**GIVEN INSTRUCTION**
Transcribe the material word for word, but without the images.
[Start of DATA SUPPLIED]
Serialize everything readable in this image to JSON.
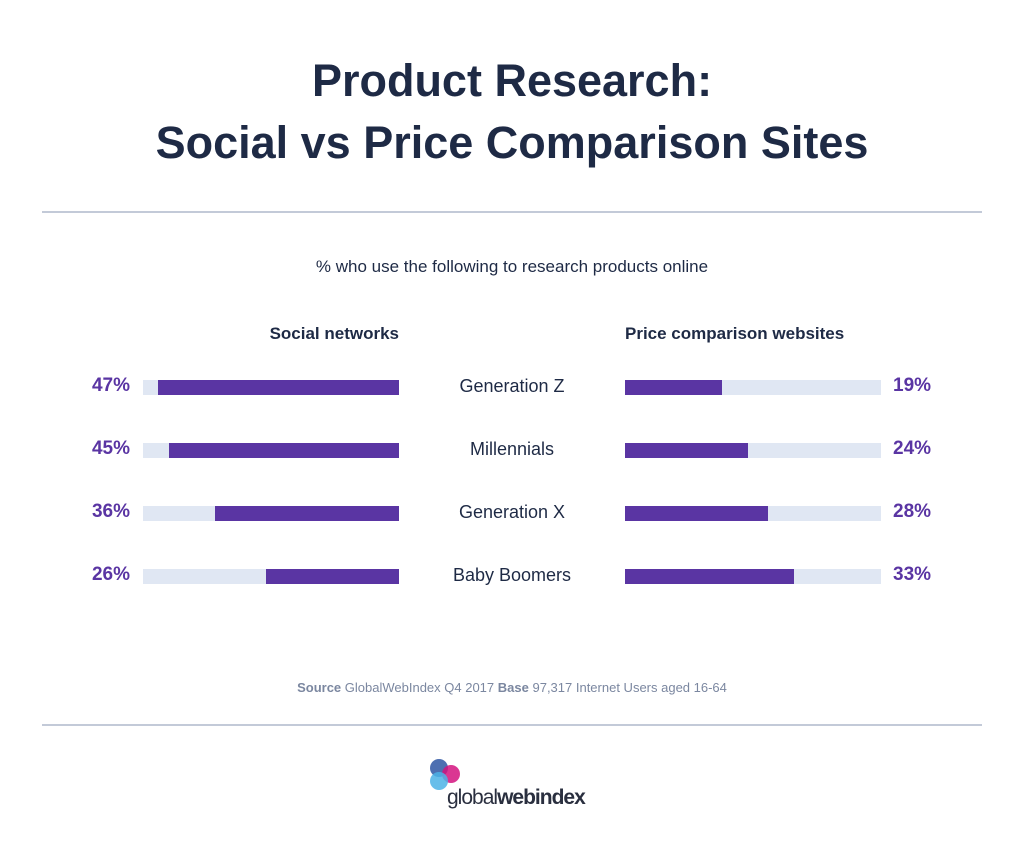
{
  "chart_data": {
    "type": "bar",
    "title_line1": "Product Research:",
    "title_line2": "Social vs Price Comparison Sites",
    "subtitle": "% who use the following to research products online",
    "categories": [
      "Generation Z",
      "Millennials",
      "Generation X",
      "Baby Boomers"
    ],
    "series": [
      {
        "name": "Social networks",
        "values": [
          47,
          45,
          36,
          26
        ],
        "labels": [
          "47%",
          "45%",
          "36%",
          "26%"
        ]
      },
      {
        "name": "Price comparison websites",
        "values": [
          19,
          24,
          28,
          33
        ],
        "labels": [
          "19%",
          "24%",
          "28%",
          "33%"
        ]
      }
    ],
    "xlim": [
      0,
      50
    ],
    "orientation": "horizontal",
    "layout": "diverging-back-to-back",
    "colors": {
      "bar": "#5a35a3",
      "track": "#e0e7f3",
      "text": "#1e2a45",
      "source": "#7b87a0"
    }
  },
  "source": {
    "source_label": "Source",
    "source_text": "GlobalWebIndex Q4 2017",
    "base_label": "Base",
    "base_text": "97,317 Internet Users aged 16-64"
  },
  "logo": {
    "text_light": "global",
    "text_bold": "webindex"
  }
}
[End of DATA SUPPLIED]
**FULL RESPONSE**
Serialize everything readable in this image to JSON.
{
  "chart_data": {
    "type": "bar",
    "title_line1": "Product Research:",
    "title_line2": "Social vs Price Comparison Sites",
    "subtitle": "% who use the following to research products online",
    "categories": [
      "Generation Z",
      "Millennials",
      "Generation X",
      "Baby Boomers"
    ],
    "series": [
      {
        "name": "Social networks",
        "values": [
          47,
          45,
          36,
          26
        ],
        "labels": [
          "47%",
          "45%",
          "36%",
          "26%"
        ]
      },
      {
        "name": "Price comparison websites",
        "values": [
          19,
          24,
          28,
          33
        ],
        "labels": [
          "19%",
          "24%",
          "28%",
          "33%"
        ]
      }
    ],
    "xlim": [
      0,
      50
    ],
    "orientation": "horizontal",
    "layout": "diverging-back-to-back",
    "colors": {
      "bar": "#5a35a3",
      "track": "#e0e7f3",
      "text": "#1e2a45",
      "source": "#7b87a0"
    }
  },
  "source": {
    "source_label": "Source",
    "source_text": "GlobalWebIndex Q4 2017",
    "base_label": "Base",
    "base_text": "97,317 Internet Users aged 16-64"
  },
  "logo": {
    "text_light": "global",
    "text_bold": "webindex"
  }
}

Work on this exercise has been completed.